▶ [REQUIRED TASK]:
Restate every entry word for word.

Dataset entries
================
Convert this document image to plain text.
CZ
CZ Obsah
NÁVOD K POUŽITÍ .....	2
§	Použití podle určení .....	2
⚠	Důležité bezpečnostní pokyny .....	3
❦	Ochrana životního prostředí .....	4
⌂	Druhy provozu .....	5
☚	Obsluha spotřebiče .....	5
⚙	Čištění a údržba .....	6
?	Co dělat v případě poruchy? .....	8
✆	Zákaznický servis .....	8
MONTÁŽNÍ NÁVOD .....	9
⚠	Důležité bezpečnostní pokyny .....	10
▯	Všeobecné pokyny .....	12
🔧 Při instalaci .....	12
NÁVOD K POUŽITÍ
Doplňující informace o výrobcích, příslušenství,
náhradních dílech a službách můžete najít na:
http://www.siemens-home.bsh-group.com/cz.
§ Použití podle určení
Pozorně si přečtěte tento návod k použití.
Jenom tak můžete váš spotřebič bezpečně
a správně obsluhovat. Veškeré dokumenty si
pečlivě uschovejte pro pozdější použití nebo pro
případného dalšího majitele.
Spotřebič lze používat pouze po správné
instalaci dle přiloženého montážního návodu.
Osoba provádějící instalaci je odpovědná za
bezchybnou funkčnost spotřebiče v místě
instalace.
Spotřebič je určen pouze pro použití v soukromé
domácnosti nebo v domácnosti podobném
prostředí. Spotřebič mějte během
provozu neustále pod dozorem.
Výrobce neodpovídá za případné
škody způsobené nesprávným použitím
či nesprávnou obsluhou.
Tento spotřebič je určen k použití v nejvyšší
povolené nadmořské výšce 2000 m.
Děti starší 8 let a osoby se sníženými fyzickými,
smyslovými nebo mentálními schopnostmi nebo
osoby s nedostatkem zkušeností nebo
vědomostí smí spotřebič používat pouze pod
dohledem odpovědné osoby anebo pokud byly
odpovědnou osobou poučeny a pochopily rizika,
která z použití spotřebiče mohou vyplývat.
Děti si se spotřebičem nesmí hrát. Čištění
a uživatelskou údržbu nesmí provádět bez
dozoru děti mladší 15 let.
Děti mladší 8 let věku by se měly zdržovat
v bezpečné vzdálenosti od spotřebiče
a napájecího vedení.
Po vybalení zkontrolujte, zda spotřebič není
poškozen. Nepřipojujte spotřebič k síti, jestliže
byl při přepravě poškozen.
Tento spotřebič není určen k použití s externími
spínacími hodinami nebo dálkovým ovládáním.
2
================
▶ [RESPONSE TO THE TASK]:
Convert this document image to plain text.
CZ
CZ Obsah
NÁVOD K POUŽITÍ .....	2
§	Použití podle určení .....	2
⚠	Důležité bezpečnostní pokyny .....	3
❦	Ochrana životního prostředí .....	4
⌂	Druhy provozu .....	5
☚	Obsluha spotřebiče .....	5
⚙	Čištění a údržba .....	6
?	Co dělat v případě poruchy? .....	8
✆	Zákaznický servis .....	8
MONTÁŽNÍ NÁVOD .....	9
⚠	Důležité bezpečnostní pokyny .....	10
▯	Všeobecné pokyny .....	12
🔧 Při instalaci .....	12
NÁVOD K POUŽITÍ
Doplňující informace o výrobcích, příslušenství,
náhradních dílech a službách můžete najít na:
http://www.siemens-home.bsh-group.com/cz.
§ Použití podle určení
Pozorně si přečtěte tento návod k použití.
Jenom tak můžete váš spotřebič bezpečně
a správně obsluhovat. Veškeré dokumenty si
pečlivě uschovejte pro pozdější použití nebo pro
případného dalšího majitele.
Spotřebič lze používat pouze po správné
instalaci dle přiloženého montážního návodu.
Osoba provádějící instalaci je odpovědná za
bezchybnou funkčnost spotřebiče v místě
instalace.
Spotřebič je určen pouze pro použití v soukromé
domácnosti nebo v domácnosti podobném
prostředí. Spotřebič mějte během
provozu neustále pod dozorem.
Výrobce neodpovídá za případné
škody způsobené nesprávným použitím
či nesprávnou obsluhou.
Tento spotřebič je určen k použití v nejvyšší
povolené nadmořské výšce 2000 m.
Děti starší 8 let a osoby se sníženými fyzickými,
smyslovými nebo mentálními schopnostmi nebo
osoby s nedostatkem zkušeností nebo
vědomostí smí spotřebič používat pouze pod
dohledem odpovědné osoby anebo pokud byly
odpovědnou osobou poučeny a pochopily rizika,
která z použití spotřebiče mohou vyplývat.
Děti si se spotřebičem nesmí hrát. Čištění
a uživatelskou údržbu nesmí provádět bez
dozoru děti mladší 15 let.
Děti mladší 8 let věku by se měly zdržovat
v bezpečné vzdálenosti od spotřebiče
a napájecího vedení.
Po vybalení zkontrolujte, zda spotřebič není
poškozen. Nepřipojujte spotřebič k síti, jestliže
byl při přepravě poškozen.
Tento spotřebič není určen k použití s externími
spínacími hodinami nebo dálkovým ovládáním.
2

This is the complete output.